# [WRITTEN EXERCISE]
Do not include the pictures; repeat the rest of the data exactly.
((
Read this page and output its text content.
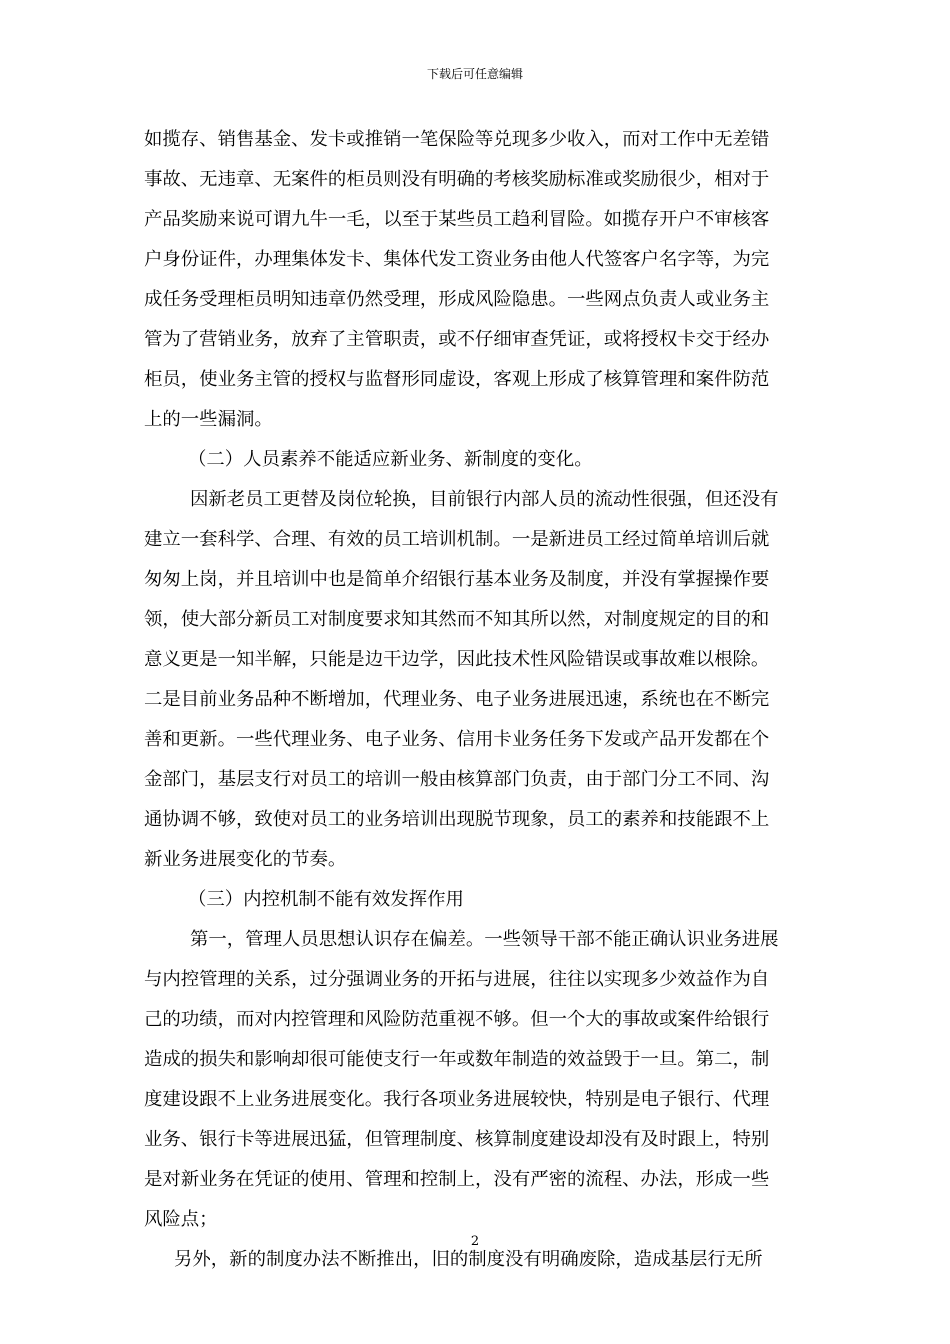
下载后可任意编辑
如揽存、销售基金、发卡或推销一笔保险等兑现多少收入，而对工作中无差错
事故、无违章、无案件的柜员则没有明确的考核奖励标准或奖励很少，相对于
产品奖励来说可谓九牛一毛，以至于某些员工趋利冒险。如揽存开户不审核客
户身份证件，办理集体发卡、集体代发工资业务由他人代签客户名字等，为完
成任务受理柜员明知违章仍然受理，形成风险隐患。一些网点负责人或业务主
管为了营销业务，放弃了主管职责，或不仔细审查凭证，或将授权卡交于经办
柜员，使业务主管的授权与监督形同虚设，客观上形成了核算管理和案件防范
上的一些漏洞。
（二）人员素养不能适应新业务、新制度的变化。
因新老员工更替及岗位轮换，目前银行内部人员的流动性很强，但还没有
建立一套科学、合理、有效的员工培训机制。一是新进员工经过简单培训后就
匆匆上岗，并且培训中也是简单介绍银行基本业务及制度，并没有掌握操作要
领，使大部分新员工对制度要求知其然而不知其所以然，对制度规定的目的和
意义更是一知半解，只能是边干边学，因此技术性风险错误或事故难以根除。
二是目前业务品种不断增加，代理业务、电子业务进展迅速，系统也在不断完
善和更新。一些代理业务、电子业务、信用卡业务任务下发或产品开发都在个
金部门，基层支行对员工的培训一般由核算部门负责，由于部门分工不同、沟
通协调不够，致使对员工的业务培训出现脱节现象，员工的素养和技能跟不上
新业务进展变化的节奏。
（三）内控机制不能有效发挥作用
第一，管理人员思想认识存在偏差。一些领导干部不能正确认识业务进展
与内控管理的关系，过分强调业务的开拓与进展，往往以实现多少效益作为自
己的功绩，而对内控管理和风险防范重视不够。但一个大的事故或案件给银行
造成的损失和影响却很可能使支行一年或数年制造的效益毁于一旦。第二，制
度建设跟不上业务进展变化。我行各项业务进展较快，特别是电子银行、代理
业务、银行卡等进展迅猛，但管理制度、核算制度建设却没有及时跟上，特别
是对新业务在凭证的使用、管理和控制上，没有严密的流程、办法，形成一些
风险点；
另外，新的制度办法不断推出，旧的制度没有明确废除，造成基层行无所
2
))
# [TASK RESPONSE]
Read this page and output its text content.
下载后可任意编辑
如揽存、销售基金、发卡或推销一笔保险等兑现多少收入，而对工作中无差错
事故、无违章、无案件的柜员则没有明确的考核奖励标准或奖励很少，相对于
产品奖励来说可谓九牛一毛，以至于某些员工趋利冒险。如揽存开户不审核客
户身份证件，办理集体发卡、集体代发工资业务由他人代签客户名字等，为完
成任务受理柜员明知违章仍然受理，形成风险隐患。一些网点负责人或业务主
管为了营销业务，放弃了主管职责，或不仔细审查凭证，或将授权卡交于经办
柜员，使业务主管的授权与监督形同虚设，客观上形成了核算管理和案件防范
上的一些漏洞。
（二）人员素养不能适应新业务、新制度的变化。
因新老员工更替及岗位轮换，目前银行内部人员的流动性很强，但还没有
建立一套科学、合理、有效的员工培训机制。一是新进员工经过简单培训后就
匆匆上岗，并且培训中也是简单介绍银行基本业务及制度，并没有掌握操作要
领，使大部分新员工对制度要求知其然而不知其所以然，对制度规定的目的和
意义更是一知半解，只能是边干边学，因此技术性风险错误或事故难以根除。
二是目前业务品种不断增加，代理业务、电子业务进展迅速，系统也在不断完
善和更新。一些代理业务、电子业务、信用卡业务任务下发或产品开发都在个
金部门，基层支行对员工的培训一般由核算部门负责，由于部门分工不同、沟
通协调不够，致使对员工的业务培训出现脱节现象，员工的素养和技能跟不上
新业务进展变化的节奏。
（三）内控机制不能有效发挥作用
第一，管理人员思想认识存在偏差。一些领导干部不能正确认识业务进展
与内控管理的关系，过分强调业务的开拓与进展，往往以实现多少效益作为自
己的功绩，而对内控管理和风险防范重视不够。但一个大的事故或案件给银行
造成的损失和影响却很可能使支行一年或数年制造的效益毁于一旦。第二，制
度建设跟不上业务进展变化。我行各项业务进展较快，特别是电子银行、代理
业务、银行卡等进展迅猛，但管理制度、核算制度建设却没有及时跟上，特别
是对新业务在凭证的使用、管理和控制上，没有严密的流程、办法，形成一些
风险点；
另外，新的制度办法不断推出，旧的制度没有明确废除，造成基层行无所
2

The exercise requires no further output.